Records from a dataset:

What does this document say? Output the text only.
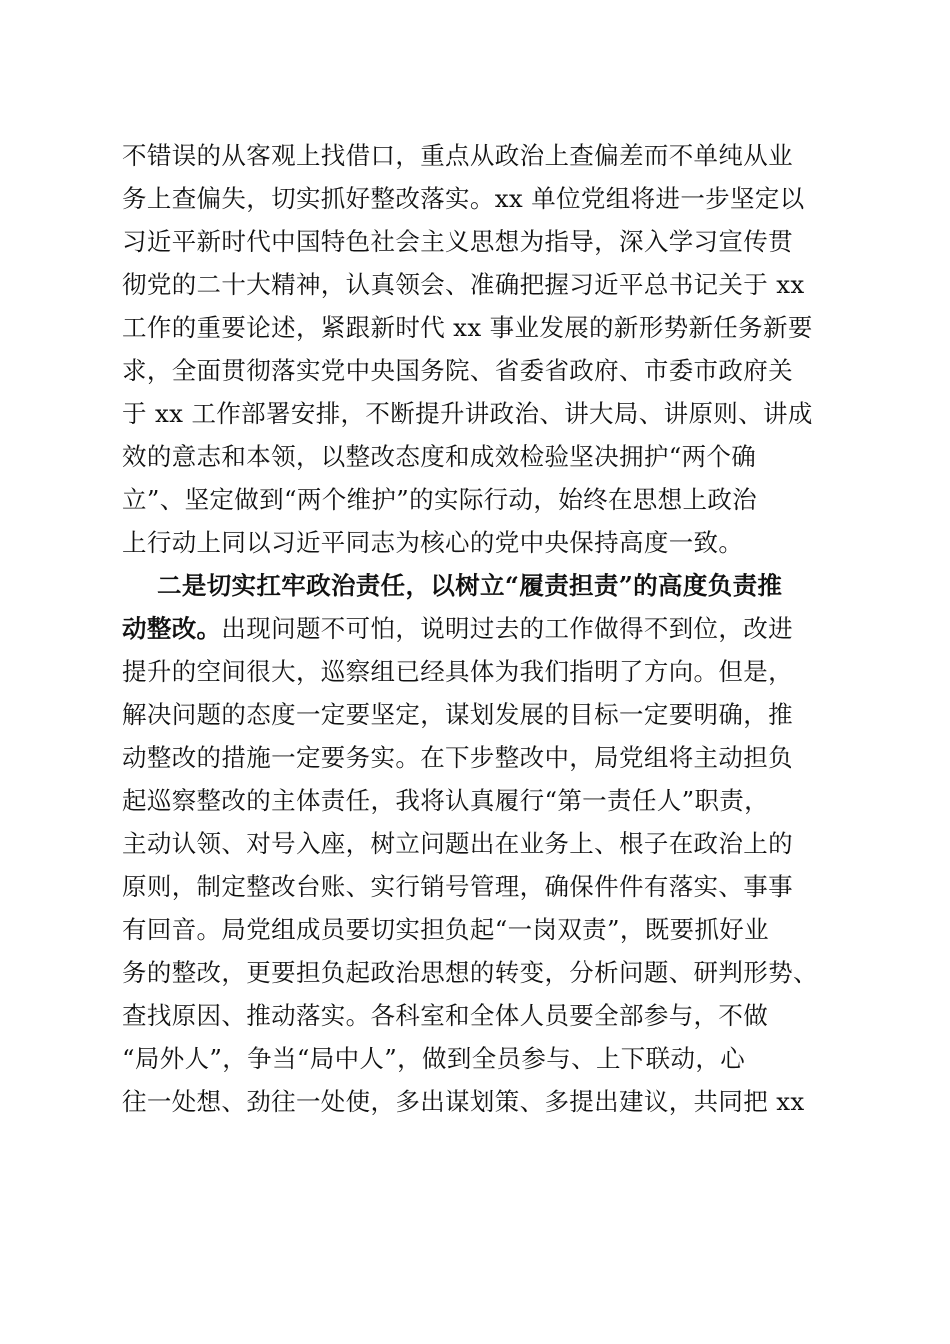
不错误的从客观上找借口，重点从政治上查偏差而不单纯从业
务上查偏失，切实抓好整改落实。xx 单位党组将进一步坚定以
习近平新时代中国特色社会主义思想为指导，深入学习宣传贯
彻党的二十大精神，认真领会、准确把握习近平总书记关于 xx
工作的重要论述，紧跟新时代 xx 事业发展的新形势新任务新要
求，全面贯彻落实党中央国务院、省委省政府、市委市政府关
于 xx 工作部署安排，不断提升讲政治、讲大局、讲原则、讲成
效的意志和本领，以整改态度和成效检验坚决拥护“两个确
立”、坚定做到“两个维护”的实际行动，始终在思想上政治
上行动上同以习近平同志为核心的党中央保持高度一致。
二是切实扛牢政治责任，以树立“履责担责”的高度负责推
动整改。出现问题不可怕，说明过去的工作做得不到位，改进
提升的空间很大，巡察组已经具体为我们指明了方向。但是，
解决问题的态度一定要坚定，谋划发展的目标一定要明确，推
动整改的措施一定要务实。在下步整改中，局党组将主动担负
起巡察整改的主体责任，我将认真履行“第一责任人”职责，
主动认领、对号入座，树立问题出在业务上、根子在政治上的
原则，制定整改台账、实行销号管理，确保件件有落实、事事
有回音。局党组成员要切实担负起“一岗双责”，既要抓好业
务的整改，更要担负起政治思想的转变，分析问题、研判形势、
查找原因、推动落实。各科室和全体人员要全部参与，不做
“局外人”，争当“局中人”，做到全员参与、上下联动，心
往一处想、劲往一处使，多出谋划策、多提出建议，共同把 xx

*WORK TO BE COMPLETED:*
Repeat the entries exactly and keep the pictures out of the copy.

*EXERCISE SOLUTION:*
What does this document say? Output the text only.
不错误的从客观上找借口，重点从政治上查偏差而不单纯从业
务上查偏失，切实抓好整改落实。xx 单位党组将进一步坚定以
习近平新时代中国特色社会主义思想为指导，深入学习宣传贯
彻党的二十大精神，认真领会、准确把握习近平总书记关于 xx
工作的重要论述，紧跟新时代 xx 事业发展的新形势新任务新要
求，全面贯彻落实党中央国务院、省委省政府、市委市政府关
于 xx 工作部署安排，不断提升讲政治、讲大局、讲原则、讲成
效的意志和本领，以整改态度和成效检验坚决拥护“两个确
立”、坚定做到“两个维护”的实际行动，始终在思想上政治
上行动上同以习近平同志为核心的党中央保持高度一致。
二是切实扛牢政治责任，以树立“履责担责”的高度负责推
动整改。出现问题不可怕，说明过去的工作做得不到位，改进
提升的空间很大，巡察组已经具体为我们指明了方向。但是，
解决问题的态度一定要坚定，谋划发展的目标一定要明确，推
动整改的措施一定要务实。在下步整改中，局党组将主动担负
起巡察整改的主体责任，我将认真履行“第一责任人”职责，
主动认领、对号入座，树立问题出在业务上、根子在政治上的
原则，制定整改台账、实行销号管理，确保件件有落实、事事
有回音。局党组成员要切实担负起“一岗双责”，既要抓好业
务的整改，更要担负起政治思想的转变，分析问题、研判形势、
查找原因、推动落实。各科室和全体人员要全部参与，不做
“局外人”，争当“局中人”，做到全员参与、上下联动，心
往一处想、劲往一处使，多出谋划策、多提出建议，共同把 xx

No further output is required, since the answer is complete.